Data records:
★ ★ ★ ★
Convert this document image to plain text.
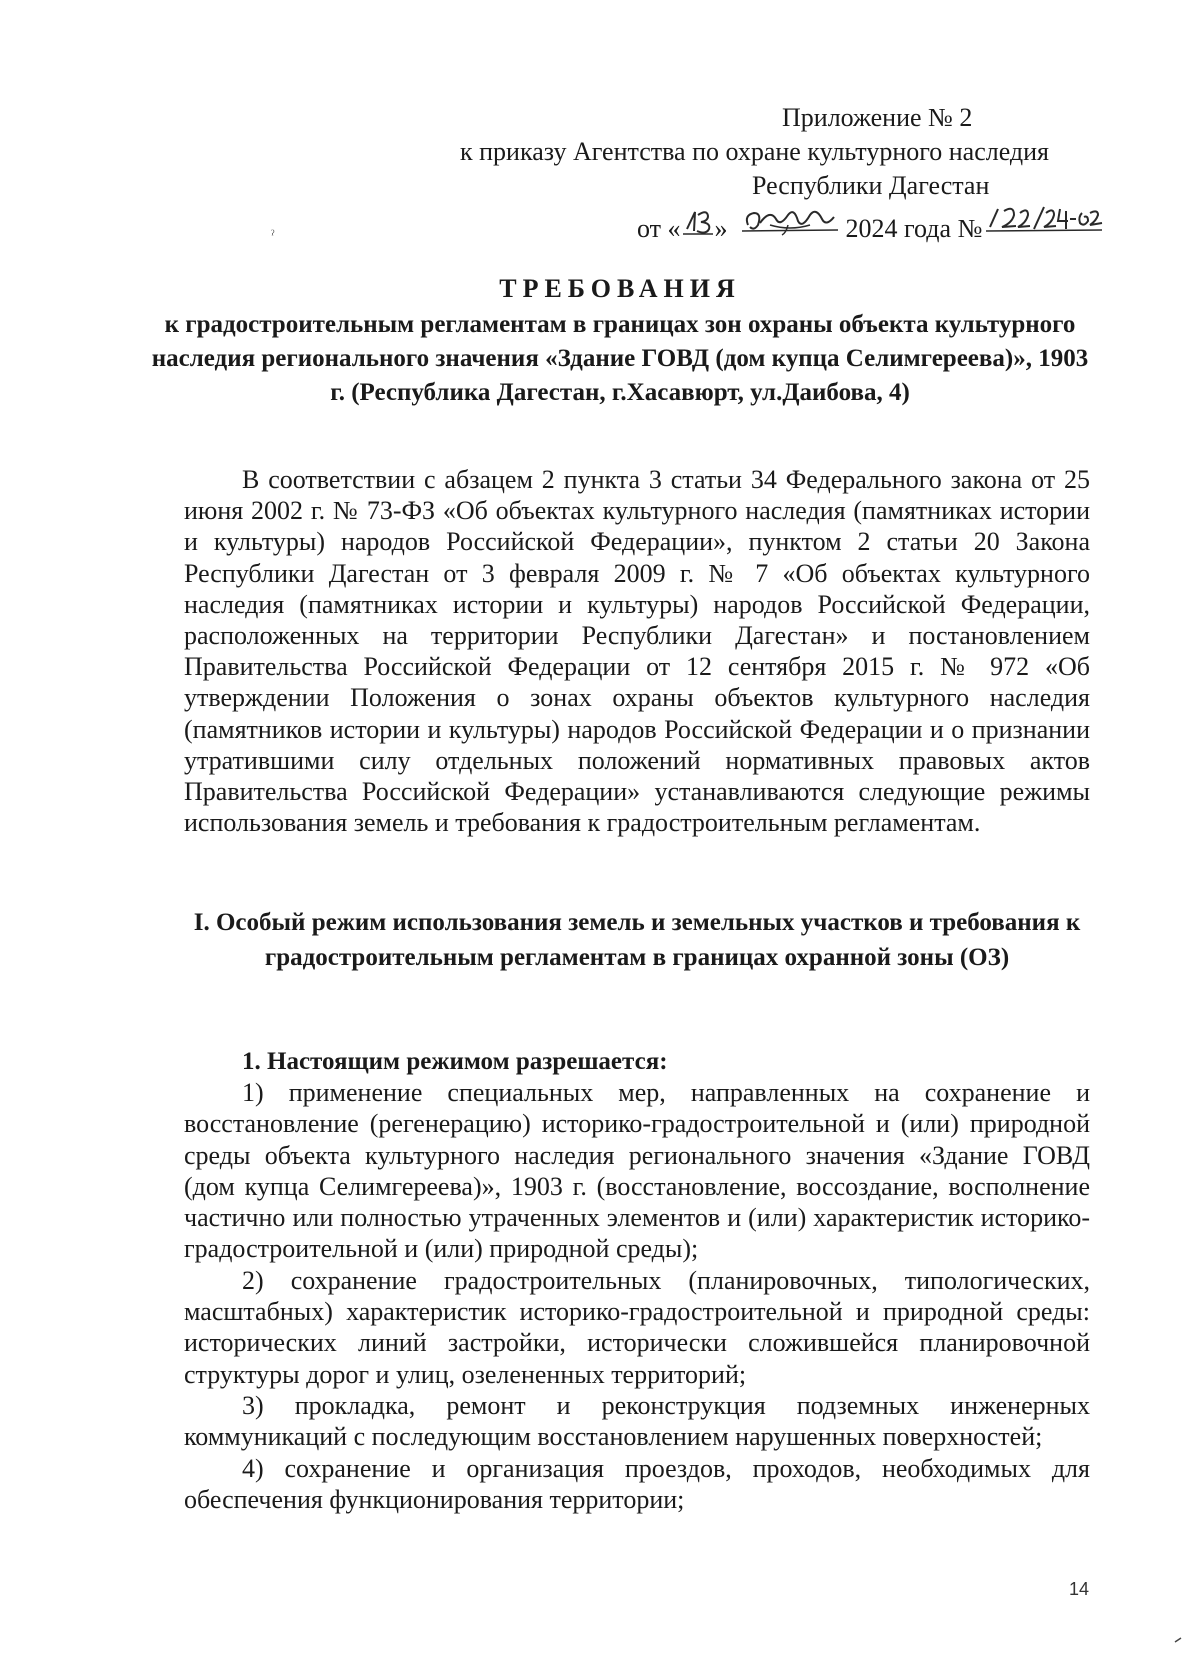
Приложение № 2
к приказу Агентства по охране культурного наследия
Республики Дагестан
от « »	2024 года №
ˀ
ТРЕБОВАНИЯ
к градостроительным регламентам в границах зон охраны объекта культурного наследия регионального значения «Здание ГОВД (дом купца Селимгереева)», 1903 г. (Республика Дагестан, г.Хасавюрт, ул.Даибова, 4)
В соответствии с абзацем 2 пункта 3 статьи 34 Федерального закона от 25 июня 2002 г. № 73-ФЗ «Об объектах культурного наследия (памятниках истории и культуры) народов Российской Федерации», пунктом 2 статьи 20 Закона Республики Дагестан от 3 февраля 2009 г. № 7 «Об объектах культурного наследия (памятниках истории и культуры) народов Российской Федерации, расположенных на территории Республики Дагестан» и постановлением Правительства Российской Федерации от 12 сентября 2015 г. № 972 «Об утверждении Положения о зонах охраны объектов культурного наследия (памятников истории и культуры) народов Российской Федерации и о признании утратившими силу отдельных положений нормативных правовых актов Правительства Российской Федерации» устанавливаются следующие режимы использования земель и требования к градостроительным регламентам.
I. Особый режим использования земель и земельных участков и требования к градостроительным регламентам в границах охранной зоны (ОЗ)
1. Настоящим режимом разрешается:

1) применение специальных мер, направленных на сохранение и восстановление (регенерацию) историко-градостроительной и (или) природной среды объекта культурного наследия регионального значения «Здание ГОВД (дом купца Селимгереева)», 1903 г. (восстановление, воссоздание, восполнение частично или полностью утраченных элементов и (или) характеристик историко-градостроительной и (или) природной среды);

2) сохранение градостроительных (планировочных, типологических, масштабных) характеристик историко-градостроительной и природной среды: исторических линий застройки, исторически сложившейся планировочной структуры дорог и улиц, озелененных территорий;

3) прокладка, ремонт и реконструкция подземных инженерных коммуникаций с последующим восстановлением нарушенных поверхностей;

4) сохранение и организация проездов, проходов, необходимых для обеспечения функционирования территории;

14
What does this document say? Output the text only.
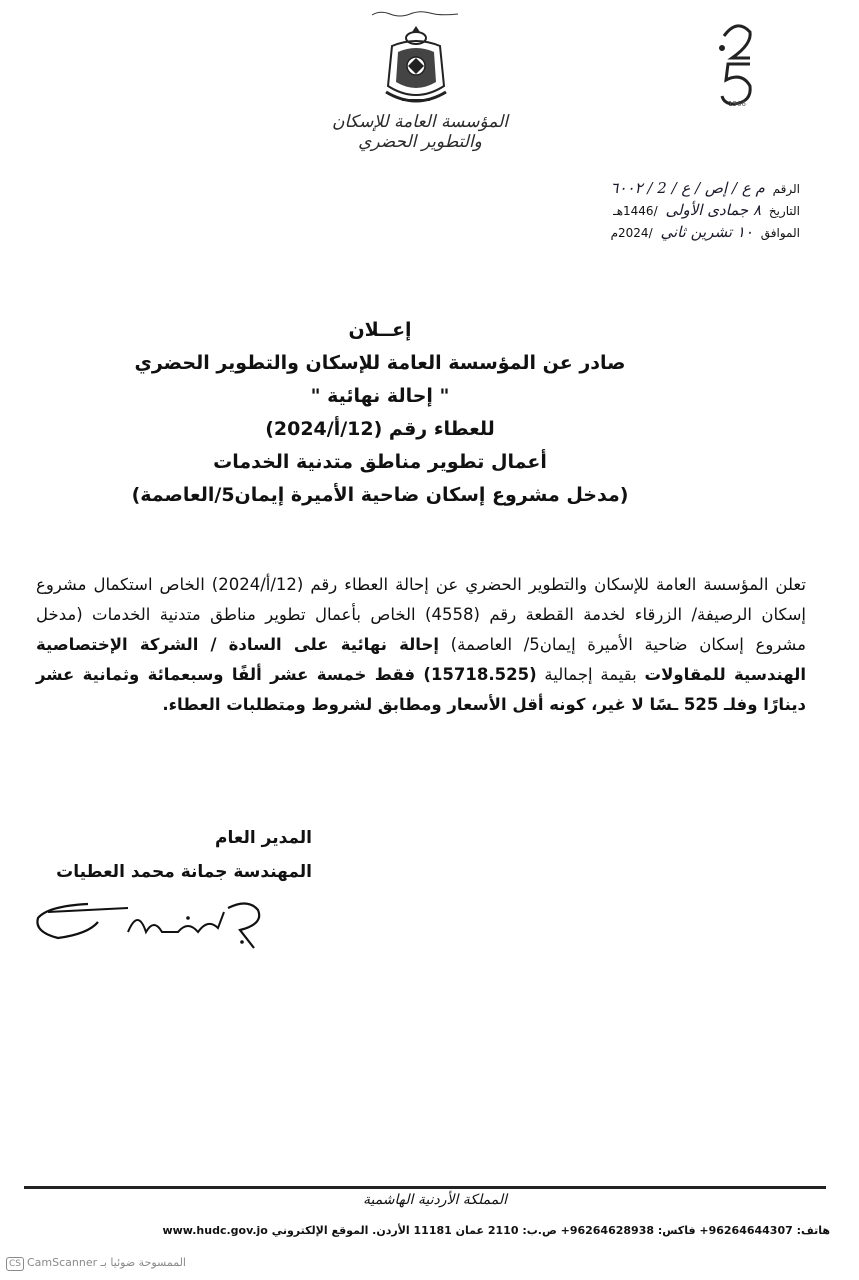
المؤسسة العامة للإسكان والتطوير الحضري
1966
الرقم م ع / إص / ع / 2 / ٦٠٠٢
التاريخ ٨ جمادى الأولى /1446هـ
الموافق ١٠ تشرين ثاني /2024م
إعــلان
صادر عن المؤسسة العامة للإسكان والتطوير الحضري
" إحالة نهائية "
للعطاء رقم (12/أ/2024)
أعمال تطوير مناطق متدنية الخدمات
(مدخل مشروع إسكان ضاحية الأميرة إيمان5/العاصمة)
تعلن المؤسسة العامة للإسكان والتطوير الحضري عن إحالة العطاء رقم (12/أ/2024) الخاص استكمال مشروع إسكان الرصيفة/ الزرقاء لخدمة القطعة رقم (4558) الخاص بأعمال تطوير مناطق متدنية الخدمات (مدخل مشروع إسكان ضاحية الأميرة إيمان5/ العاصمة) إحالة نهائية على السادة / الشركة الإختصاصية الهندسية للمقاولات بقيمة إجمالية (15718.525) فقط خمسة عشر ألفًا وسبعمائة وثمانية عشر دينارًا وفلـ 525 ـسًا لا غير، كونه أقل الأسعار ومطابق لشروط ومتطلبات العطاء.
المدير العام
المهندسة جمانة محمد العطيات
المملكة الأردنية الهاشمية
هاتف: 96264644307+ فاكس: 96264628938+ ص.ب: 2110 عمان 11181 الأردن. الموقع الإلكتروني www.hudc.gov.jo
CS CamScanner الممسوحة ضوئيا بـ
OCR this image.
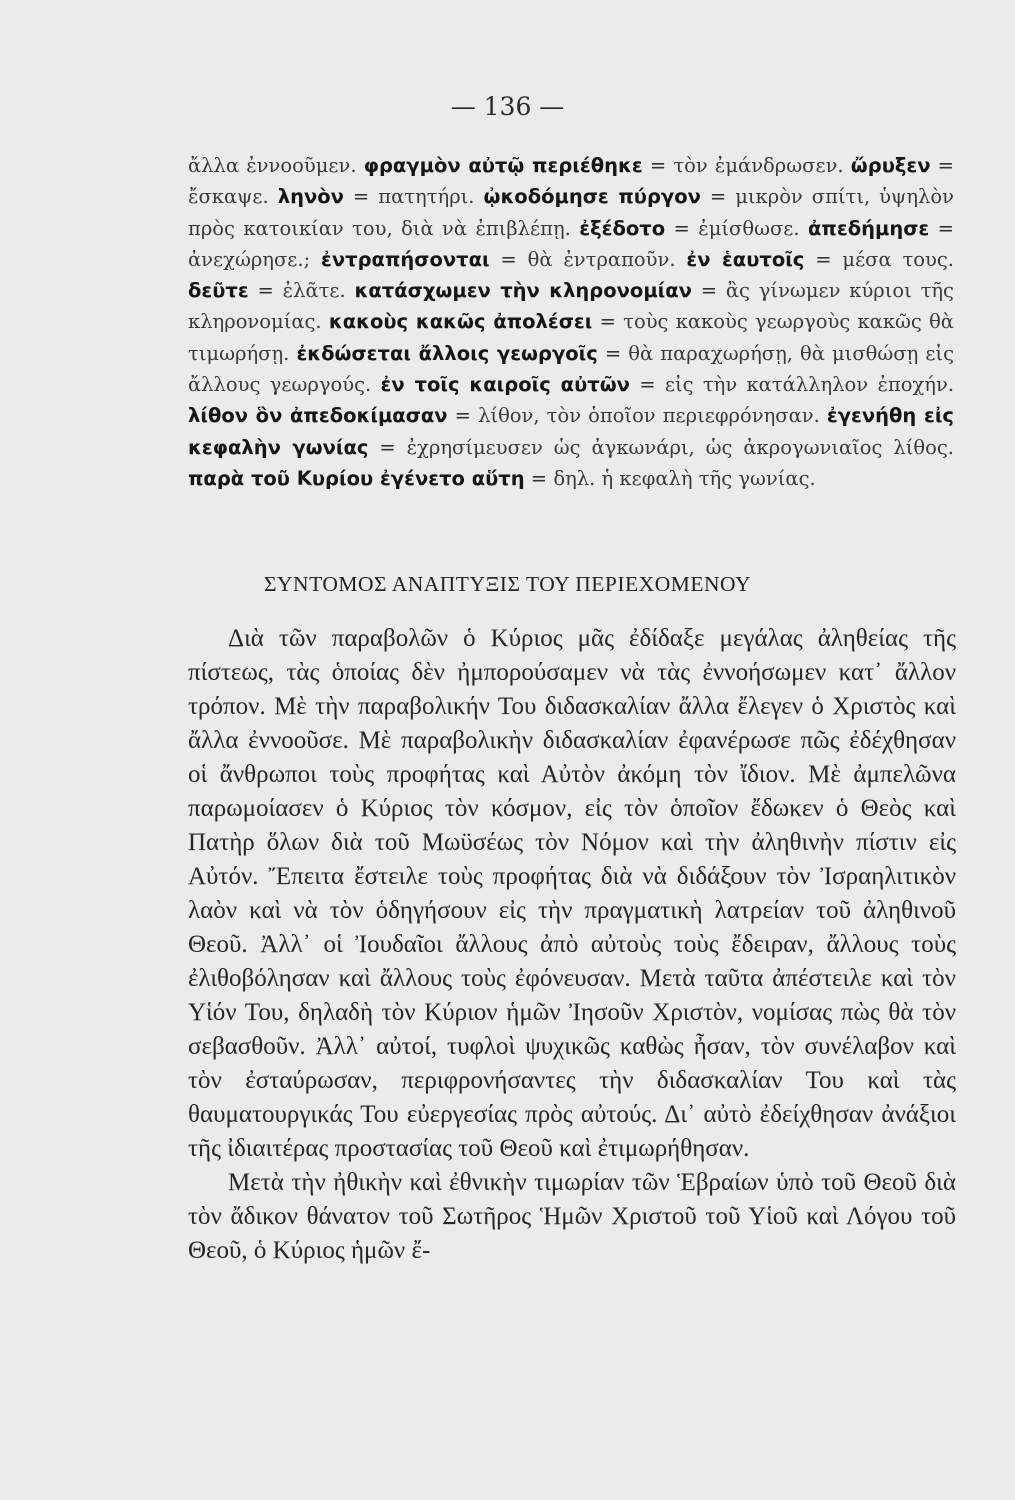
— 136 —
ἄλλα ἐννοοῦμεν. φραγμὸν αὐτῷ περιέθηκε = τὸν ἐμάνδρωσεν. ὤρυξεν = ἔσκαψε. ληνὸν = πατητήρι. ᾠκοδόμησε πύργον = μικρὸν σπίτι, ὑψηλὸν πρὸς κατοικίαν του, διὰ νὰ ἐπιβλέπῃ. ἐξέδοτο = ἐμίσθωσε. ἀπεδήμησε = ἀνεχώρησε.; ἐντραπήσονται = θὰ ἐντραποῦν. ἐν ἑαυτοῖς = μέσα τους. δεῦτε = ἐλᾶτε. κατάσχωμεν τὴν κληρονομίαν = ἂς γίνωμεν κύριοι τῆς κληρονομίας. κακοὺς κακῶς ἀπολέσει = τοὺς κακοὺς γεωργοὺς κακῶς θὰ τιμωρήσῃ. ἐκδώσεται ἄλλοις γεωργοῖς = θὰ παραχωρήσῃ, θὰ μισθώσῃ εἰς ἄλλους γεωργούς. ἐν τοῖς καιροῖς αὐτῶν = εἰς τὴν κατάλληλον ἐποχήν. λίθον ὃν ἀπεδοκίμασαν = λίθον, τὸν ὁποῖον περιεφρόνησαν. ἐγενήθη εἰς κεφαλὴν γωνίας = ἐχρησίμευσεν ὡς ἀγκωνάρι, ὡς ἀκρογωνιαῖος λίθος. παρὰ τοῦ Κυρίου ἐγένετο αὕτη = δηλ. ἡ κεφαλὴ τῆς γωνίας.
ΣΥΝΤΟΜΟΣ ΑΝΑΠΤΥΞΙΣ ΤΟΥ ΠΕΡΙΕΧΟΜΕΝΟΥ

Διὰ τῶν παραβολῶν ὁ Κύριος μᾶς ἐδίδαξε μεγάλας ἀληθείας τῆς πίστεως, τὰς ὁποίας δὲν ἠμπορούσαμεν νὰ τὰς ἐννοήσωμεν κατ᾽ ἄλλον τρόπον. Μὲ τὴν παραβολικήν Του διδασκαλίαν ἄλλα ἔλεγεν ὁ Χριστὸς καὶ ἄλλα ἐννοοῦσε. Μὲ παραβολικὴν διδασκαλίαν ἐφανέρωσε πῶς ἐδέχθησαν οἱ ἄνθρωποι τοὺς προφήτας καὶ Αὐτὸν ἀκόμη τὸν ἴδιον. Μὲ ἀμπελῶνα παρωμοίασεν ὁ Κύριος τὸν κόσμον, εἰς τὸν ὁποῖον ἔδωκεν ὁ Θεὸς καὶ Πατὴρ ὅλων διὰ τοῦ Μωϋσέως τὸν Νόμον καὶ τὴν ἀληθινὴν πίστιν εἰς Αὐτόν. Ἔπειτα ἔστειλε τοὺς προφήτας διὰ νὰ διδάξουν τὸν Ἰσραηλιτικὸν λαὸν καὶ νὰ τὸν ὁδηγήσουν εἰς τὴν πραγματικὴ λατρείαν τοῦ ἀληθινοῦ Θεοῦ. Ἀλλ᾽ οἱ Ἰουδαῖοι ἄλλους ἀπὸ αὐτοὺς τοὺς ἔδειραν, ἄλλους τοὺς ἐλιθοβόλησαν καὶ ἄλλους τοὺς ἐφόνευσαν. Μετὰ ταῦτα ἀπέστειλε καὶ τὸν Υἱόν Του, δηλαδὴ τὸν Κύριον ἡμῶν Ἰησοῦν Χριστὸν, νομίσας πὼς θὰ τὸν σεβασθοῦν. Ἀλλ᾽ αὐτοί, τυφλοὶ ψυχικῶς καθὼς ἦσαν, τὸν συνέλαβον καὶ τὸν ἐσταύρωσαν, περιφρονήσαντες τὴν διδασκαλίαν Του καὶ τὰς θαυματουργικάς Του εὐεργεσίας πρὸς αὐτούς. Δι᾽ αὐτὸ ἐδείχθησαν ἀνάξιοι τῆς ἰδιαιτέρας προστασίας τοῦ Θεοῦ καὶ ἐτιμωρήθησαν.

Μετὰ τὴν ἠθικὴν καὶ ἐθνικὴν τιμωρίαν τῶν Ἑβραίων ὑπὸ τοῦ Θεοῦ διὰ τὸν ἄδικον θάνατον τοῦ Σωτῆρος Ἡμῶν Χριστοῦ τοῦ Υἱοῦ καὶ Λόγου τοῦ Θεοῦ, ὁ Κύριος ἡμῶν ἔ-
★ ★ ★ ★
## [What is required]
Copy the material shown above in full and exactly. Skip the pictures.

## [Written response]
Convert this document image to plain text.
Приложение № 2
к приказу Агентства по охране культурного наследия
Республики Дагестан
от « »	2024 года №
ˀ
ТРЕБОВАНИЯ
к градостроительным регламентам в границах зон охраны объекта культурного наследия регионального значения «Здание ГОВД (дом купца Селимгереева)», 1903 г. (Республика Дагестан, г.Хасавюрт, ул.Даибова, 4)
В соответствии с абзацем 2 пункта 3 статьи 34 Федерального закона от 25 июня 2002 г. № 73-ФЗ «Об объектах культурного наследия (памятниках истории и культуры) народов Российской Федерации», пунктом 2 статьи 20 Закона Республики Дагестан от 3 февраля 2009 г. № 7 «Об объектах культурного наследия (памятниках истории и культуры) народов Российской Федерации, расположенных на территории Республики Дагестан» и постановлением Правительства Российской Федерации от 12 сентября 2015 г. № 972 «Об утверждении Положения о зонах охраны объектов культурного наследия (памятников истории и культуры) народов Российской Федерации и о признании утратившими силу отдельных положений нормативных правовых актов Правительства Российской Федерации» устанавливаются следующие режимы использования земель и требования к градостроительным регламентам.
I. Особый режим использования земель и земельных участков и требования к градостроительным регламентам в границах охранной зоны (ОЗ)
1. Настоящим режимом разрешается:

1) применение специальных мер, направленных на сохранение и восстановление (регенерацию) историко-градостроительной и (или) природной среды объекта культурного наследия регионального значения «Здание ГОВД (дом купца Селимгереева)», 1903 г. (восстановление, воссоздание, восполнение частично или полностью утраченных элементов и (или) характеристик историко-градостроительной и (или) природной среды);

2) сохранение градостроительных (планировочных, типологических, масштабных) характеристик историко-градостроительной и природной среды: исторических линий застройки, исторически сложившейся планировочной структуры дорог и улиц, озелененных территорий;

3) прокладка, ремонт и реконструкция подземных инженерных коммуникаций с последующим восстановлением нарушенных поверхностей;

4) сохранение и организация проездов, проходов, необходимых для обеспечения функционирования территории;

14
What does this document say? Output the text only.
المؤسسة العامة للإسكان والتطوير الحضري
1966
الرقم م ع / إص / ع / 2 / ٦٠٠٢
التاريخ ٨ جمادى الأولى /1446هـ
الموافق ١٠ تشرين ثاني /2024م
إعــلان
صادر عن المؤسسة العامة للإسكان والتطوير الحضري
" إحالة نهائية "
للعطاء رقم (12/أ/2024)
أعمال تطوير مناطق متدنية الخدمات
(مدخل مشروع إسكان ضاحية الأميرة إيمان5/العاصمة)
تعلن المؤسسة العامة للإسكان والتطوير الحضري عن إحالة العطاء رقم (12/أ/2024) الخاص استكمال مشروع إسكان الرصيفة/ الزرقاء لخدمة القطعة رقم (4558) الخاص بأعمال تطوير مناطق متدنية الخدمات (مدخل مشروع إسكان ضاحية الأميرة إيمان5/ العاصمة) إحالة نهائية على السادة / الشركة الإختصاصية الهندسية للمقاولات بقيمة إجمالية (15718.525) فقط خمسة عشر ألفًا وسبعمائة وثمانية عشر دينارًا وفلـ 525 ـسًا لا غير، كونه أقل الأسعار ومطابق لشروط ومتطلبات العطاء.
المدير العام
المهندسة جمانة محمد العطيات
المملكة الأردنية الهاشمية
هاتف: 96264644307+ فاكس: 96264628938+ ص.ب: 2110 عمان 11181 الأردن. الموقع الإلكتروني www.hudc.gov.jo
CS CamScanner الممسوحة ضوئيا بـ
OCR this image.
— 136 —
ἄλλα ἐννοοῦμεν. φραγμὸν αὐτῷ περιέθηκε = τὸν ἐμάνδρωσεν. ὤρυξεν = ἔσκαψε. ληνὸν = πατητήρι. ᾠκοδόμησε πύργον = μικρὸν σπίτι, ὑψηλὸν πρὸς κατοικίαν του, διὰ νὰ ἐπιβλέπῃ. ἐξέδοτο = ἐμίσθωσε. ἀπεδήμησε = ἀνεχώρησε.; ἐντραπήσονται = θὰ ἐντραποῦν. ἐν ἑαυτοῖς = μέσα τους. δεῦτε = ἐλᾶτε. κατάσχωμεν τὴν κληρονομίαν = ἂς γίνωμεν κύριοι τῆς κληρονομίας. κακοὺς κακῶς ἀπολέσει = τοὺς κακοὺς γεωργοὺς κακῶς θὰ τιμωρήσῃ. ἐκδώσεται ἄλλοις γεωργοῖς = θὰ παραχωρήσῃ, θὰ μισθώσῃ εἰς ἄλλους γεωργούς. ἐν τοῖς καιροῖς αὐτῶν = εἰς τὴν κατάλληλον ἐποχήν. λίθον ὃν ἀπεδοκίμασαν = λίθον, τὸν ὁποῖον περιεφρόνησαν. ἐγενήθη εἰς κεφαλὴν γωνίας = ἐχρησίμευσεν ὡς ἀγκωνάρι, ὡς ἀκρογωνιαῖος λίθος. παρὰ τοῦ Κυρίου ἐγένετο αὕτη = δηλ. ἡ κεφαλὴ τῆς γωνίας.
ΣΥΝΤΟΜΟΣ ΑΝΑΠΤΥΞΙΣ ΤΟΥ ΠΕΡΙΕΧΟΜΕΝΟΥ

Διὰ τῶν παραβολῶν ὁ Κύριος μᾶς ἐδίδαξε μεγάλας ἀληθείας τῆς πίστεως, τὰς ὁποίας δὲν ἠμπορούσαμεν νὰ τὰς ἐννοήσωμεν κατ᾽ ἄλλον τρόπον. Μὲ τὴν παραβολικήν Του διδασκαλίαν ἄλλα ἔλεγεν ὁ Χριστὸς καὶ ἄλλα ἐννοοῦσε. Μὲ παραβολικὴν διδασκαλίαν ἐφανέρωσε πῶς ἐδέχθησαν οἱ ἄνθρωποι τοὺς προφήτας καὶ Αὐτὸν ἀκόμη τὸν ἴδιον. Μὲ ἀμπελῶνα παρωμοίασεν ὁ Κύριος τὸν κόσμον, εἰς τὸν ὁποῖον ἔδωκεν ὁ Θεὸς καὶ Πατὴρ ὅλων διὰ τοῦ Μωϋσέως τὸν Νόμον καὶ τὴν ἀληθινὴν πίστιν εἰς Αὐτόν. Ἔπειτα ἔστειλε τοὺς προφήτας διὰ νὰ διδάξουν τὸν Ἰσραηλιτικὸν λαὸν καὶ νὰ τὸν ὁδηγήσουν εἰς τὴν πραγματικὴ λατρείαν τοῦ ἀληθινοῦ Θεοῦ. Ἀλλ᾽ οἱ Ἰουδαῖοι ἄλλους ἀπὸ αὐτοὺς τοὺς ἔδειραν, ἄλλους τοὺς ἐλιθοβόλησαν καὶ ἄλλους τοὺς ἐφόνευσαν. Μετὰ ταῦτα ἀπέστειλε καὶ τὸν Υἱόν Του, δηλαδὴ τὸν Κύριον ἡμῶν Ἰησοῦν Χριστὸν, νομίσας πὼς θὰ τὸν σεβασθοῦν. Ἀλλ᾽ αὐτοί, τυφλοὶ ψυχικῶς καθὼς ἦσαν, τὸν συνέλαβον καὶ τὸν ἐσταύρωσαν, περιφρονήσαντες τὴν διδασκαλίαν Του καὶ τὰς θαυματουργικάς Του εὐεργεσίας πρὸς αὐτούς. Δι᾽ αὐτὸ ἐδείχθησαν ἀνάξιοι τῆς ἰδιαιτέρας προστασίας τοῦ Θεοῦ καὶ ἐτιμωρήθησαν.

Μετὰ τὴν ἠθικὴν καὶ ἐθνικὴν τιμωρίαν τῶν Ἑβραίων ὑπὸ τοῦ Θεοῦ διὰ τὸν ἄδικον θάνατον τοῦ Σωτῆρος Ἡμῶν Χριστοῦ τοῦ Υἱοῦ καὶ Λόγου τοῦ Θεοῦ, ὁ Κύριος ἡμῶν ἔ-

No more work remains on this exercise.